[start of SUPPLIED RECORDS]

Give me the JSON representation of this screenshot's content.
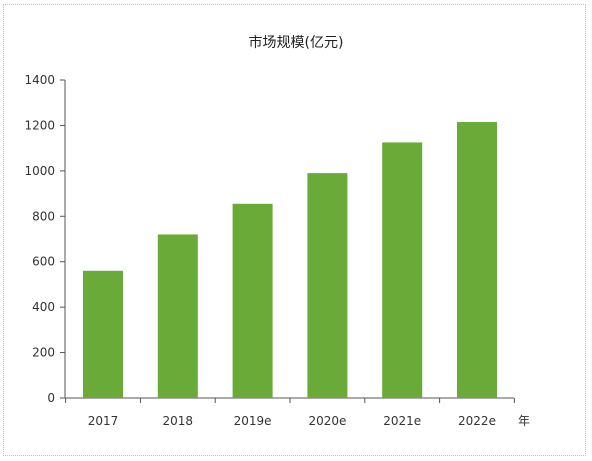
{
  "chart_data": {
    "type": "bar",
    "title": "市场规模(亿元)",
    "xlabel": "年",
    "ylabel": "",
    "categories": [
      "2017",
      "2018",
      "2019e",
      "2020e",
      "2021e",
      "2022e"
    ],
    "values": [
      560,
      720,
      855,
      990,
      1125,
      1215
    ],
    "ylim": [
      0,
      1400
    ],
    "yticks": [
      0,
      200,
      400,
      600,
      800,
      1000,
      1200,
      1400
    ],
    "grid": false,
    "legend": "none",
    "colors": {
      "bar": "#6aaa38",
      "axis": "#555555"
    }
  }
}
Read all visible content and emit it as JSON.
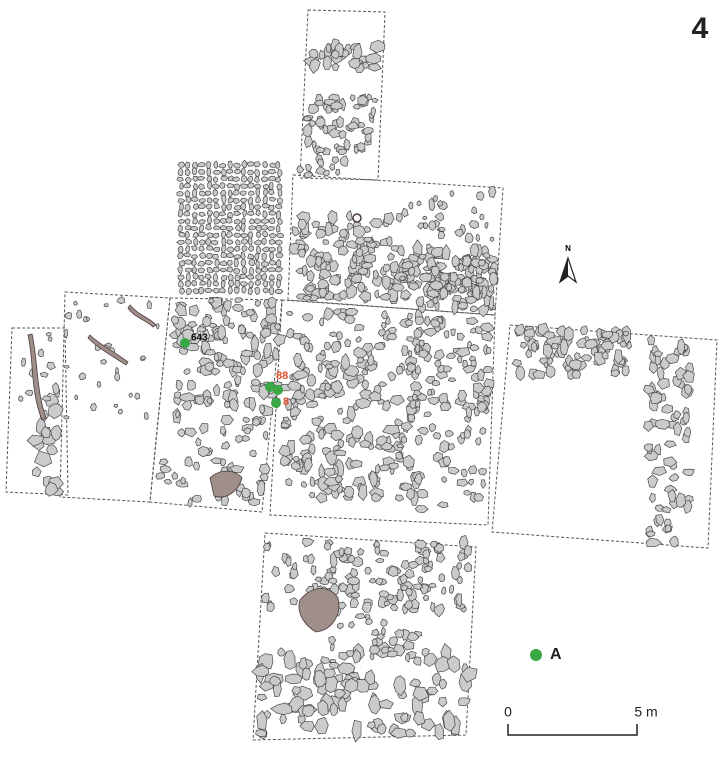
{
  "figure_number": "4",
  "north_label": "N",
  "points": [
    {
      "label": "643"
    },
    {
      "label": "88"
    },
    {
      "label": "8"
    }
  ],
  "legend": {
    "label": "A"
  },
  "scale_bar": {
    "start_label": "0",
    "end_label": "5 m"
  }
}
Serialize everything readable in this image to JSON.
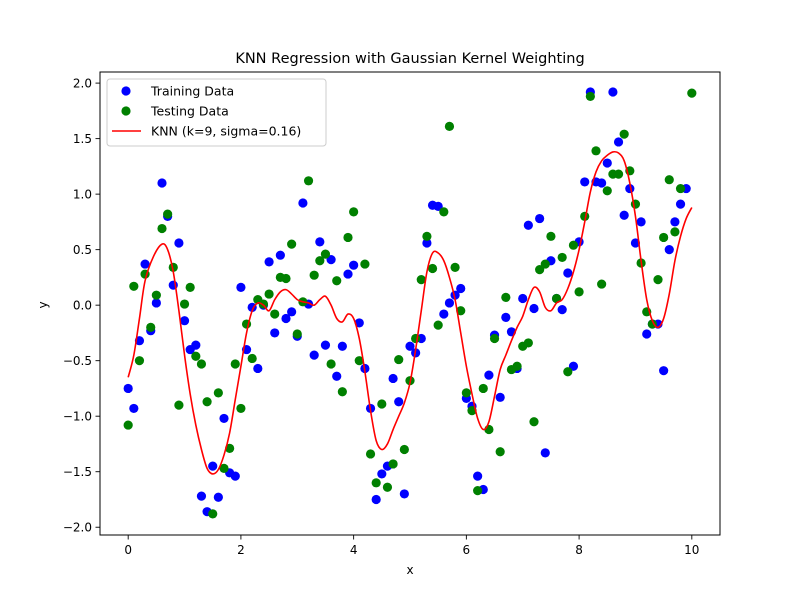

[end of SUPPLIED RECORDS]

YOUR TASK >> Output the data exactly. Pictures don't belong in the result.

TASK OUTPUT >>
Give me the JSON representation of this screenshot's content.
{
  "chart_data": {
    "type": "bar",
    "title": "市场规模(亿元)",
    "xlabel": "年",
    "ylabel": "",
    "categories": [
      "2017",
      "2018",
      "2019e",
      "2020e",
      "2021e",
      "2022e"
    ],
    "values": [
      560,
      720,
      855,
      990,
      1125,
      1215
    ],
    "ylim": [
      0,
      1400
    ],
    "yticks": [
      0,
      200,
      400,
      600,
      800,
      1000,
      1200,
      1400
    ],
    "grid": false,
    "legend": "none",
    "colors": {
      "bar": "#6aaa38",
      "axis": "#555555"
    }
  }
}
Read all visible content and emit it as JSON.
{
  "figure_number": "4",
  "north_label": "N",
  "points": [
    {
      "label": "643"
    },
    {
      "label": "88"
    },
    {
      "label": "8"
    }
  ],
  "legend": {
    "label": "A"
  },
  "scale_bar": {
    "start_label": "0",
    "end_label": "5 m"
  }
}
Serialize everything readable in this image to JSON.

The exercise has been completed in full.